TASK DESCRIPTION:
Strip the pictures and reproduce the rest of the listing exactly.
--- Start SUPPLIED RECORDS ---
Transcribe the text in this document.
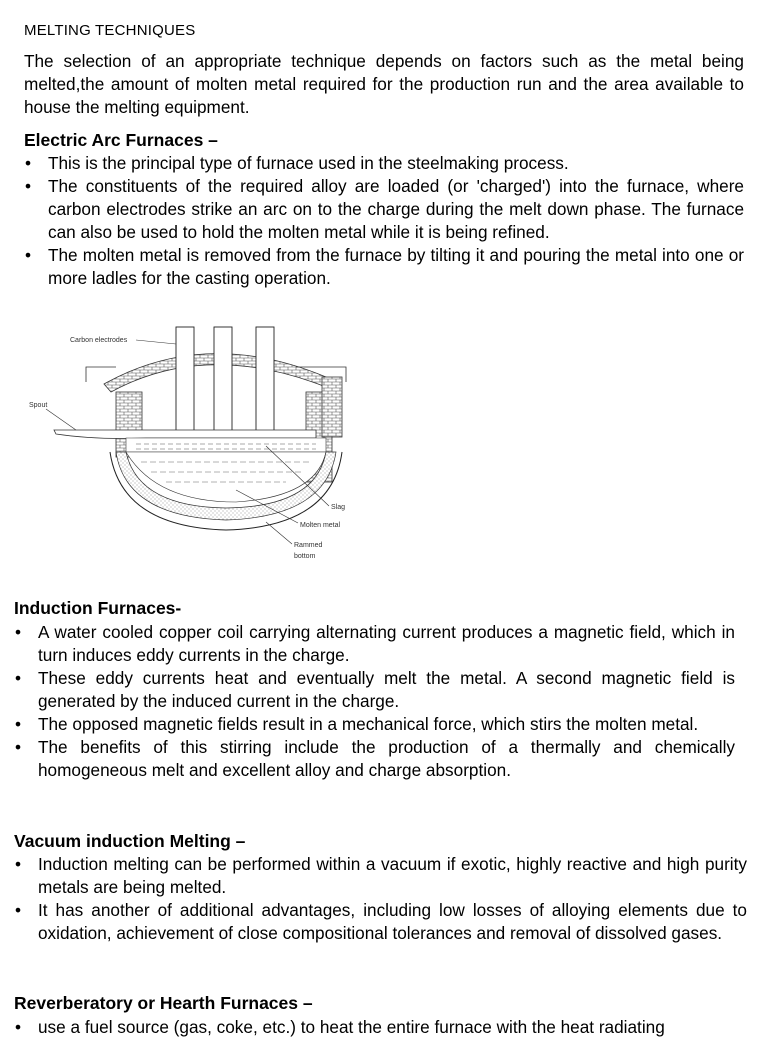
MELTING TECHNIQUES
The selection of an appropriate technique depends on factors such as the metal being melted,the amount of molten metal required for the production run and the area available to house the melting equipment.
Electric Arc Furnaces –
• This is the principal type of furnace used in the steelmaking process.
• The constituents of the required alloy are loaded (or 'charged') into the furnace, where carbon electrodes strike an arc on to the charge during the melt down phase. The furnace can also be used to hold the molten metal while it is being refined.
• The molten metal is removed from the furnace by tilting it and pouring the metal into one or more ladles for the casting operation.
Carbon electrodes
Spout
Slag
Molten metal
Rammed
bottom
Induction Furnaces-
• A water cooled copper coil carrying alternating current produces a magnetic field, which in turn induces eddy currents in the charge.
• These eddy currents heat and eventually melt the metal. A second magnetic field is generated by the induced current in the charge.
• The opposed magnetic fields result in a mechanical force, which stirs the molten metal.
• The benefits of this stirring include the production of a thermally and chemically homogeneous melt and excellent alloy and charge absorption.
Vacuum induction Melting –
• Induction melting can be performed within a vacuum if exotic, highly reactive and high purity metals are being melted.
• It has another of additional advantages, including low losses of alloying elements due to oxidation, achievement of close compositional tolerances and removal of dissolved gases.
Reverberatory or Hearth Furnaces –
• use a fuel source (gas, coke, etc.) to heat the entire furnace with the heat radiating
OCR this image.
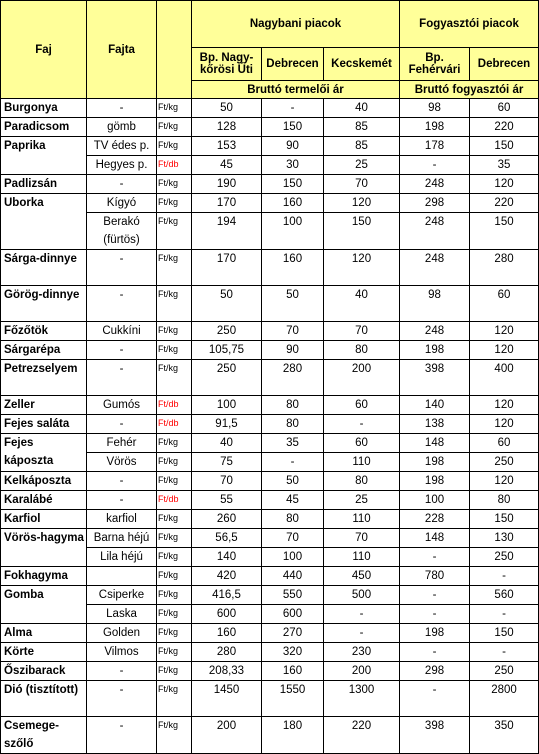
Faj	Fajta		Nagybani piacok			Fogyasztói piacok	
			Bp. Nagy-kőrösi Úti	Debrecen	Kecskemét	Bp. Fehérvári	Debrecen
			Bruttó termelői ár			Bruttó fogyasztói ár	
Burgonya	-	Ft/kg	50	-	40	98	60
Paradicsom	gömb	Ft/kg	128	150	85	198	220
Paprika	TV édes p.	Ft/kg	153	90	85	178	150
	Hegyes p.	Ft/db	45	30	25	-	35
Padlizsán	-	Ft/kg	190	150	70	248	120
Uborka	Kígyó	Ft/kg	170	160	120	298	220
	Berakó (fürtös)	Ft/kg	194	100	150	248	150
Sárga-dinnye	-	Ft/kg	170	160	120	248	280
Görög-dinnye	-	Ft/kg	50	50	40	98	60
Főzőtök	Cukkíni	Ft/kg	250	70	70	248	120
Sárgarépa	-	Ft/kg	105,75	90	80	198	120
Petrezselyem	-	Ft/kg	250	280	200	398	400
Zeller	Gumós	Ft/db	100	80	60	140	120
Fejes saláta	-	Ft/db	91,5	80	-	138	120
Fejes káposzta	Fehér	Ft/kg	40	35	60	148	60
	Vörös	Ft/kg	75	-	110	198	250
Kelkáposzta	-	Ft/kg	70	50	80	198	120
Karalábé	-	Ft/db	55	45	25	100	80
Karfiol	karfiol	Ft/kg	260	80	110	228	150
Vörös-hagyma	Barna héjú	Ft/kg	56,5	70	70	148	130
	Lila héjú	Ft/kg	140	100	110	-	250
Fokhagyma		Ft/kg	420	440	450	780	-
Gomba	Csiperke	Ft/kg	416,5	550	500	-	560
	Laska	Ft/kg	600	600	-	-	-
Alma	Golden	Ft/kg	160	270	-	198	150
Körte	Vilmos	Ft/kg	280	320	230	-	-
Őszibarack	-	Ft/kg	208,33	160	200	298	250
Dió (tisztított)	-	Ft/kg	1450	1550	1300	-	2800
Csemege-szőlő	-	Ft/kg	200	180	220	398	350
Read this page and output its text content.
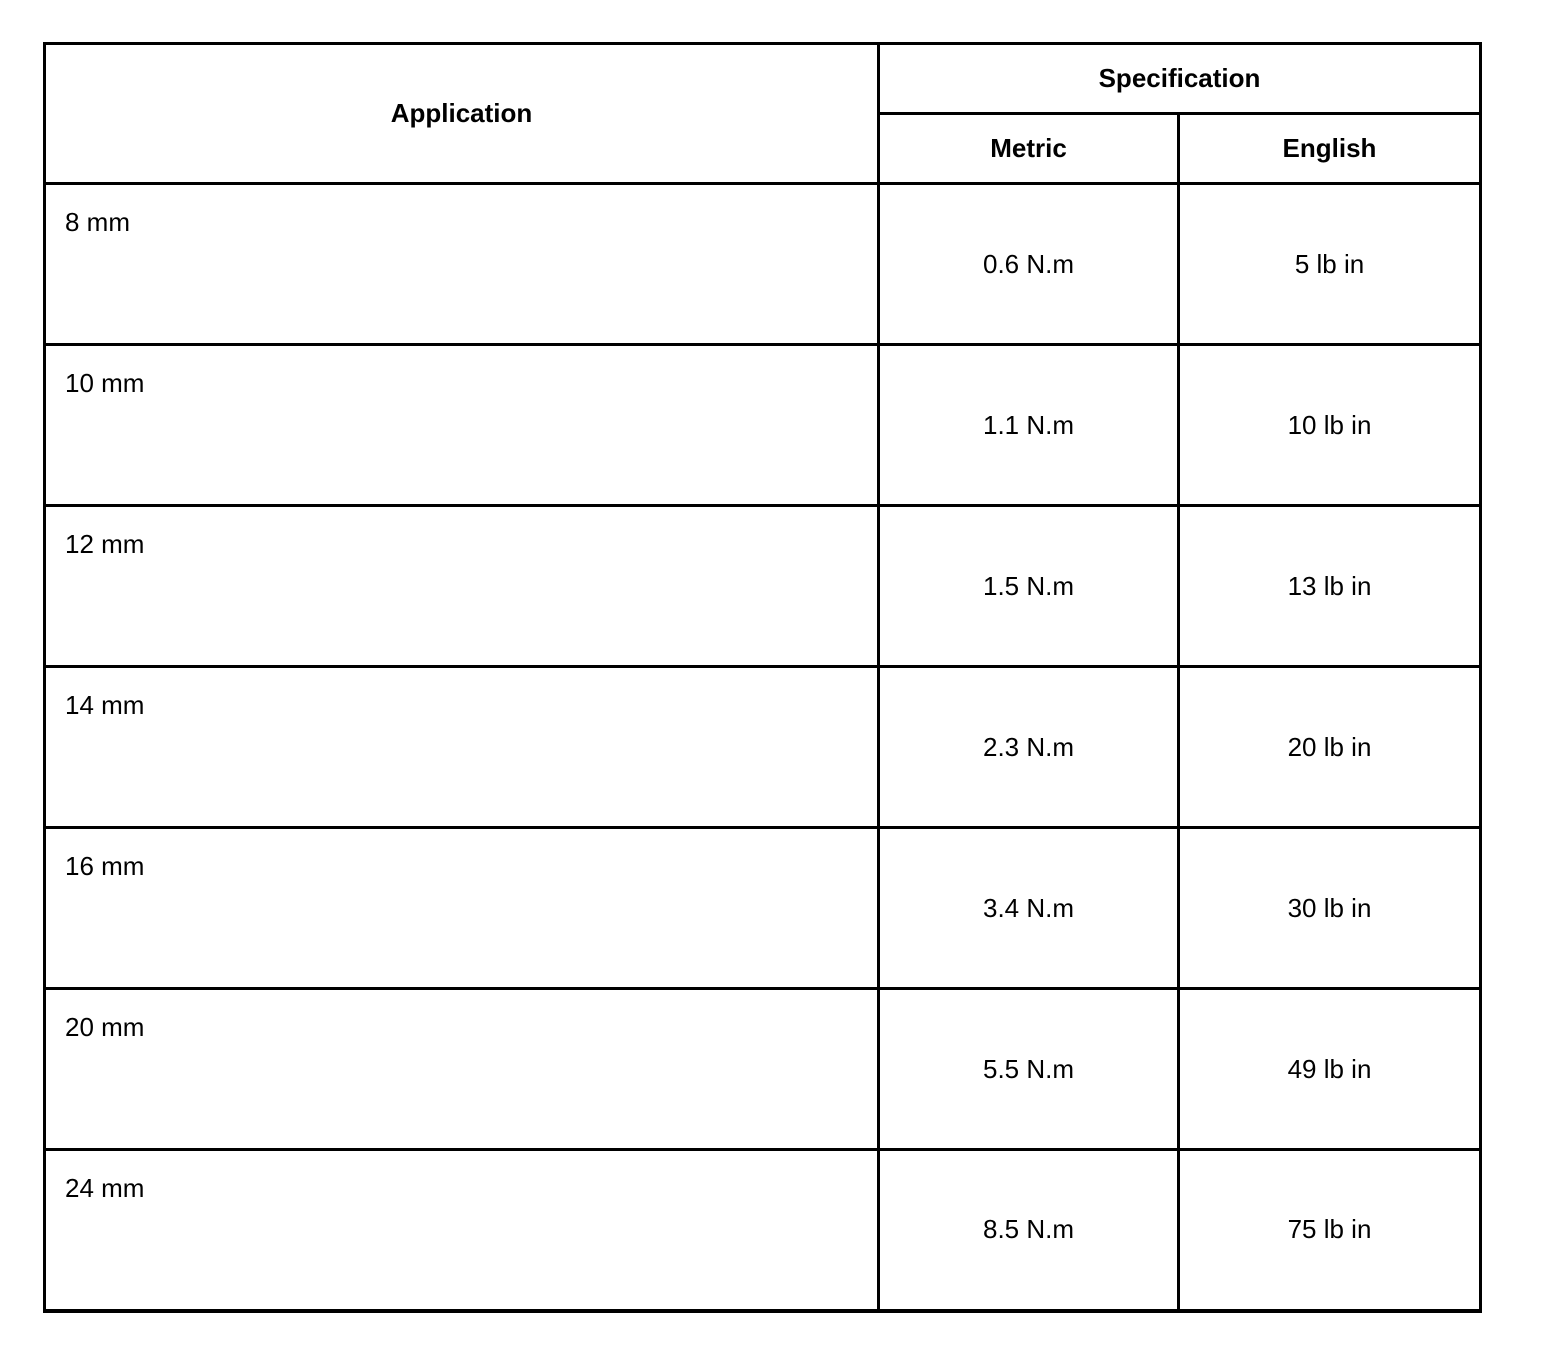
Application	Specification	
	Metric	English

8 mm	0.6 N.m	5 lb in

10 mm	1.1 N.m	10 lb in

12 mm	1.5 N.m	13 lb in

14 mm	2.3 N.m	20 lb in

16 mm	3.4 N.m	30 lb in

20 mm	5.5 N.m	49 lb in

24 mm	8.5 N.m	75 lb in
--- End SUPPLIED RECORDS ---
COMPLETE ANSWER:
Transcribe the text in this document.
MELTING TECHNIQUES
The selection of an appropriate technique depends on factors such as the metal being melted,the amount of molten metal required for the production run and the area available to house the melting equipment.
Electric Arc Furnaces –
• This is the principal type of furnace used in the steelmaking process.
• The constituents of the required alloy are loaded (or 'charged') into the furnace, where carbon electrodes strike an arc on to the charge during the melt down phase. The furnace can also be used to hold the molten metal while it is being refined.
• The molten metal is removed from the furnace by tilting it and pouring the metal into one or more ladles for the casting operation.
Carbon electrodes
Spout
Slag
Molten metal
Rammed
bottom
Induction Furnaces-
• A water cooled copper coil carrying alternating current produces a magnetic field, which in turn induces eddy currents in the charge.
• These eddy currents heat and eventually melt the metal. A second magnetic field is generated by the induced current in the charge.
• The opposed magnetic fields result in a mechanical force, which stirs the molten metal.
• The benefits of this stirring include the production of a thermally and chemically homogeneous melt and excellent alloy and charge absorption.
Vacuum induction Melting –
• Induction melting can be performed within a vacuum if exotic, highly reactive and high purity metals are being melted.
• It has another of additional advantages, including low losses of alloying elements due to oxidation, achievement of close compositional tolerances and removal of dissolved gases.
Reverberatory or Hearth Furnaces –
• use a fuel source (gas, coke, etc.) to heat the entire furnace with the heat radiating
OCR this image.
Faj	Fajta		Nagybani piacok			Fogyasztói piacok	
			Bp. Nagy-kőrösi Úti	Debrecen	Kecskemét	Bp. Fehérvári	Debrecen
			Bruttó termelői ár			Bruttó fogyasztói ár	
Burgonya	-	Ft/kg	50	-	40	98	60
Paradicsom	gömb	Ft/kg	128	150	85	198	220
Paprika	TV édes p.	Ft/kg	153	90	85	178	150
	Hegyes p.	Ft/db	45	30	25	-	35
Padlizsán	-	Ft/kg	190	150	70	248	120
Uborka	Kígyó	Ft/kg	170	160	120	298	220
	Berakó (fürtös)	Ft/kg	194	100	150	248	150
Sárga-dinnye	-	Ft/kg	170	160	120	248	280
Görög-dinnye	-	Ft/kg	50	50	40	98	60
Főzőtök	Cukkíni	Ft/kg	250	70	70	248	120
Sárgarépa	-	Ft/kg	105,75	90	80	198	120
Petrezselyem	-	Ft/kg	250	280	200	398	400
Zeller	Gumós	Ft/db	100	80	60	140	120
Fejes saláta	-	Ft/db	91,5	80	-	138	120
Fejes káposzta	Fehér	Ft/kg	40	35	60	148	60
	Vörös	Ft/kg	75	-	110	198	250
Kelkáposzta	-	Ft/kg	70	50	80	198	120
Karalábé	-	Ft/db	55	45	25	100	80
Karfiol	karfiol	Ft/kg	260	80	110	228	150
Vörös-hagyma	Barna héjú	Ft/kg	56,5	70	70	148	130
	Lila héjú	Ft/kg	140	100	110	-	250
Fokhagyma		Ft/kg	420	440	450	780	-
Gomba	Csiperke	Ft/kg	416,5	550	500	-	560
	Laska	Ft/kg	600	600	-	-	-
Alma	Golden	Ft/kg	160	270	-	198	150
Körte	Vilmos	Ft/kg	280	320	230	-	-
Őszibarack	-	Ft/kg	208,33	160	200	298	250
Dió (tisztított)	-	Ft/kg	1450	1550	1300	-	2800
Csemege-szőlő	-	Ft/kg	200	180	220	398	350
Read this page and output its text content.
Application	Specification	
	Metric	English

8 mm	0.6 N.m	5 lb in

10 mm	1.1 N.m	10 lb in

12 mm	1.5 N.m	13 lb in

14 mm	2.3 N.m	20 lb in

16 mm	3.4 N.m	30 lb in

20 mm	5.5 N.m	49 lb in

24 mm	8.5 N.m	75 lb in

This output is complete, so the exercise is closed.